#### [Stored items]
┄┄┄┄┄┄┄┄┄┄┄┄┄┄┄┄┄┄┄┄

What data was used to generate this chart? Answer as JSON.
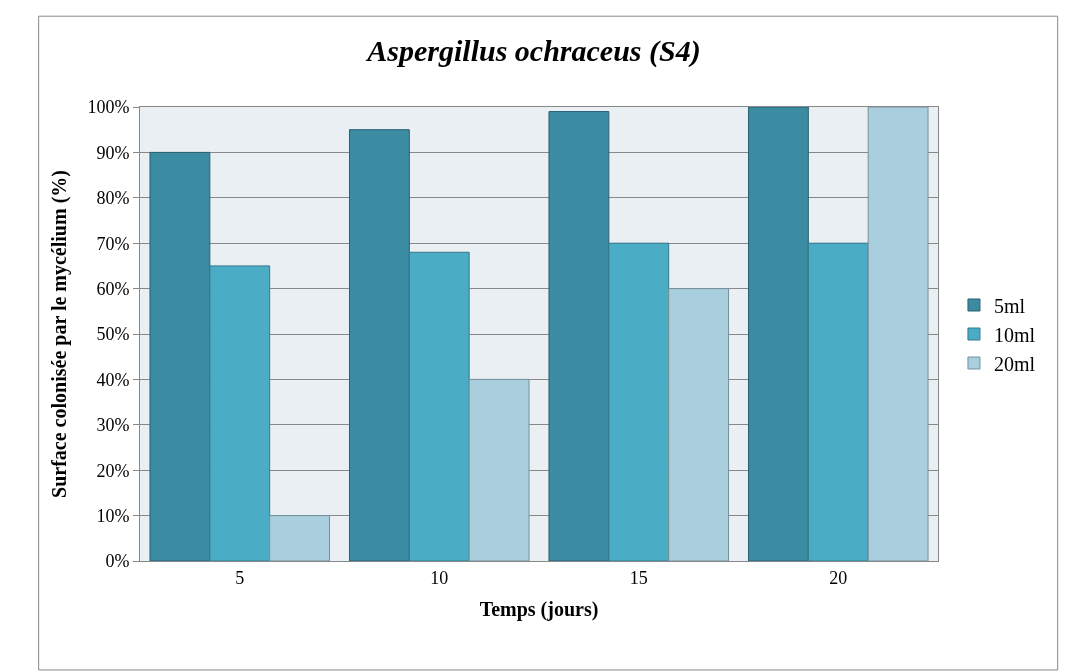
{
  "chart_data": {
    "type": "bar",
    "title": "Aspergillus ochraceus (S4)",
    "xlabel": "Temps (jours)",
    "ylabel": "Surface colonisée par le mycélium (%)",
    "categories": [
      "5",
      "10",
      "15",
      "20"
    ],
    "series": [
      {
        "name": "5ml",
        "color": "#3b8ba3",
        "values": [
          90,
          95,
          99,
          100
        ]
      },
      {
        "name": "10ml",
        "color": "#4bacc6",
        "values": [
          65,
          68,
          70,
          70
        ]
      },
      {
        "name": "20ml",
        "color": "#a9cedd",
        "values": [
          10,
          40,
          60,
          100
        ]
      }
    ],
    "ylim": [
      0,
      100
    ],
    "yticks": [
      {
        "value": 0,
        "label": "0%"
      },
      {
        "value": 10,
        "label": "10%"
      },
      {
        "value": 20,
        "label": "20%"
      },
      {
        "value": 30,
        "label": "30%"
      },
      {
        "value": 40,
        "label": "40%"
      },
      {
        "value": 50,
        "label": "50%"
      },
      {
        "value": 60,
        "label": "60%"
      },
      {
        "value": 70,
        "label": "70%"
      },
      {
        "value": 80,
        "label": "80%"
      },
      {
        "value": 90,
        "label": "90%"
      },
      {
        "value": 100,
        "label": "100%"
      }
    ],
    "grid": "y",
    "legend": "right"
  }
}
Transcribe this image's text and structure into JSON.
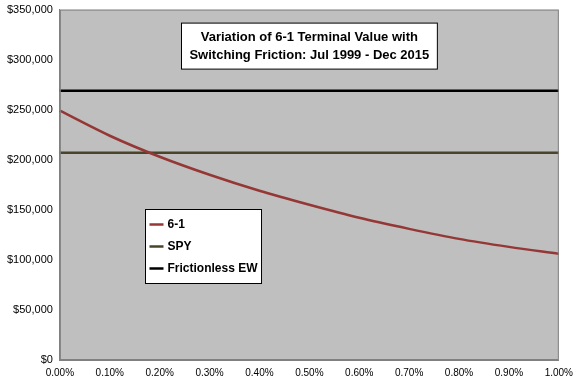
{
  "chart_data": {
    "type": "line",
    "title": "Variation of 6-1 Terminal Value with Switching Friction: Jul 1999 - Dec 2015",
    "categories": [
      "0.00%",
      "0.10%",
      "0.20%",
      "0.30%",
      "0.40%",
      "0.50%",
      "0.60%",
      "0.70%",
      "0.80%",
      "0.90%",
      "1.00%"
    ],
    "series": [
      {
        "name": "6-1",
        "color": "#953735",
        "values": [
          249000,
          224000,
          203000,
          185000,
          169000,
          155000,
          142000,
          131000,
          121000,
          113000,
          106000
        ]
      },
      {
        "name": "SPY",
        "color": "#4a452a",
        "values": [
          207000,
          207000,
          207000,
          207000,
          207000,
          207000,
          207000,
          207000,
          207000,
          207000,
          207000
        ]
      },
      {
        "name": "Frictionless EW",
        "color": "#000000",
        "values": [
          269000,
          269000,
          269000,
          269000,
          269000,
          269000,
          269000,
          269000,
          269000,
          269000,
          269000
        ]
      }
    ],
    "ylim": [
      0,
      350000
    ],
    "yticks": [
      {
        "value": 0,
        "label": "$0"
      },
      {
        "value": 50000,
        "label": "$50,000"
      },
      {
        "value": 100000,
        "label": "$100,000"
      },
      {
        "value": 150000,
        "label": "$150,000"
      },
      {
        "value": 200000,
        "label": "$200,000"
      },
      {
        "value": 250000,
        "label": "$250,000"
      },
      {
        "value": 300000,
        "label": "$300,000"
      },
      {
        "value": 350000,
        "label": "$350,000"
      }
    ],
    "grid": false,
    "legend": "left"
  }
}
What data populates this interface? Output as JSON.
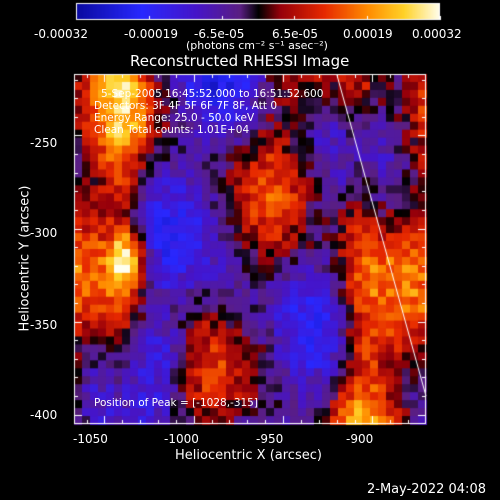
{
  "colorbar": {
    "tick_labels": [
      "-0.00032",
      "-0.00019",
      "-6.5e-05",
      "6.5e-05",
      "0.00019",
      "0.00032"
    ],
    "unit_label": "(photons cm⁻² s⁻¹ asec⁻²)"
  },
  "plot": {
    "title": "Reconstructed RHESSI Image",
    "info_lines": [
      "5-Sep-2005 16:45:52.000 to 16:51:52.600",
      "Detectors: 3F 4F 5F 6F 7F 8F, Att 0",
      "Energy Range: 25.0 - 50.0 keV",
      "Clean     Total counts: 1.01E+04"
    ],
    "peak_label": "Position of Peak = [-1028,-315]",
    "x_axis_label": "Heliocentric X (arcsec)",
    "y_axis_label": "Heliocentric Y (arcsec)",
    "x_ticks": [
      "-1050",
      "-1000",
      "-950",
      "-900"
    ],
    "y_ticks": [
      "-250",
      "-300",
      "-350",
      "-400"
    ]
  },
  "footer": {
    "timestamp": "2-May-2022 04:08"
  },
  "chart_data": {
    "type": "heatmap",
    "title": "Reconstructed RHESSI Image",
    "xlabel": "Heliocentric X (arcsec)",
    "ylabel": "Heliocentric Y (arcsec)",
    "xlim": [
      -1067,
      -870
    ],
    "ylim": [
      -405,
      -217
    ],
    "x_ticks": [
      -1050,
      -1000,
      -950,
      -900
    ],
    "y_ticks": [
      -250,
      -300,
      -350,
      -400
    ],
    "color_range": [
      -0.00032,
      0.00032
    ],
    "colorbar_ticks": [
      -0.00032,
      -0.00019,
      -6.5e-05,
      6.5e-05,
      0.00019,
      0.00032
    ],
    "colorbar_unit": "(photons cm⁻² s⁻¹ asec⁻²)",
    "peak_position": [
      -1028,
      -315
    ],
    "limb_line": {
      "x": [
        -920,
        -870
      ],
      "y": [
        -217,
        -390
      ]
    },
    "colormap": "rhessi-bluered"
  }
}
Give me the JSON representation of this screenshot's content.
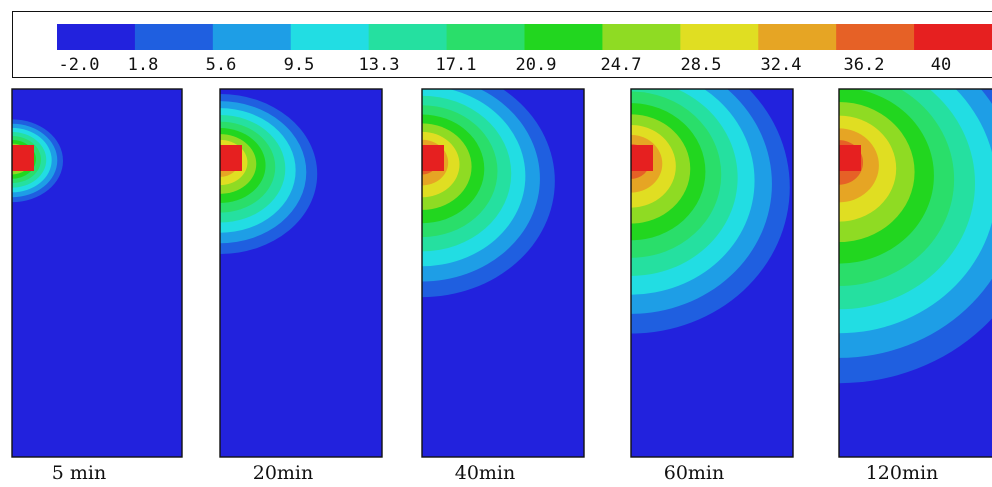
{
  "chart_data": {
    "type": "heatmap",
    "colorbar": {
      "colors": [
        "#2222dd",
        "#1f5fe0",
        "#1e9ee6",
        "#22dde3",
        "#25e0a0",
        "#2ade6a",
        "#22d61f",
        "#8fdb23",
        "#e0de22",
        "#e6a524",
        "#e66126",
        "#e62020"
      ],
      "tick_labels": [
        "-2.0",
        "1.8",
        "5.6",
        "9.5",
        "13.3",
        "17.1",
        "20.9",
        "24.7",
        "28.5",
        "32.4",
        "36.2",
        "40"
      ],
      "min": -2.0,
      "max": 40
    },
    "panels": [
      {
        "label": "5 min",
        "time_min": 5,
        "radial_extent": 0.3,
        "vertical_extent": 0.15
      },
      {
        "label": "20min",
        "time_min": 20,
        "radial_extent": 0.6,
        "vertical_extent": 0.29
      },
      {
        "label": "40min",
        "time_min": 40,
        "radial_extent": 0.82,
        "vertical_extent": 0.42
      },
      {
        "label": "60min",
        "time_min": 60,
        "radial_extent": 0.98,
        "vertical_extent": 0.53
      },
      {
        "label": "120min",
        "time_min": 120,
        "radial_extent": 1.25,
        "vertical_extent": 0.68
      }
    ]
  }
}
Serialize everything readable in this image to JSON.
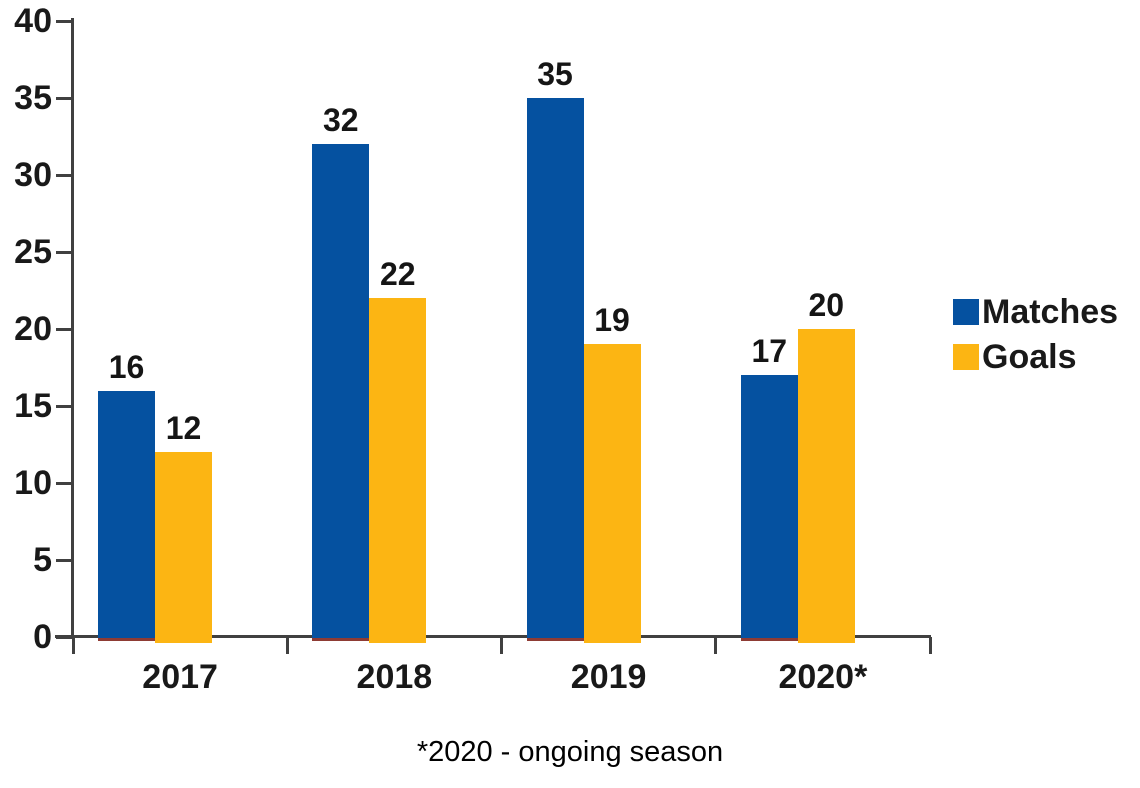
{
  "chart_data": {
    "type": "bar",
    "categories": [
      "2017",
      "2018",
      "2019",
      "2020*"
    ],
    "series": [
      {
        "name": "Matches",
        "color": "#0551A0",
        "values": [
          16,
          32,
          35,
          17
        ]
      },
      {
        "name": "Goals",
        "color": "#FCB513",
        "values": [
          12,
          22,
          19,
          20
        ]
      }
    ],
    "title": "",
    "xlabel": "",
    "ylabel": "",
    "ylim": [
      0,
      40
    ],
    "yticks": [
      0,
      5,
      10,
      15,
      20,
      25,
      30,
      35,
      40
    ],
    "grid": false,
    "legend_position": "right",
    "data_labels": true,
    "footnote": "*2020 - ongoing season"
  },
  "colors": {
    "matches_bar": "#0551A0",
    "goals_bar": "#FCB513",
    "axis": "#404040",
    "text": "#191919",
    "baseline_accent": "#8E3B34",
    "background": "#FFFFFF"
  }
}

┄┄┄┄┄┄┄┄┄┄┄┄┄┄┄┄┄┄┄┄

#### [What the task requires]
Only lines with the string "this" belong in your answer; copy each one.

#### [Output below]
What data was used to generate this chart? Answer as JSON.
Transcribe this image's text and structure into JSON.
What data populates this interface? Output as JSON.
Give me the JSON representation of this screenshot's content.
Serialize everything readable in this image to JSON.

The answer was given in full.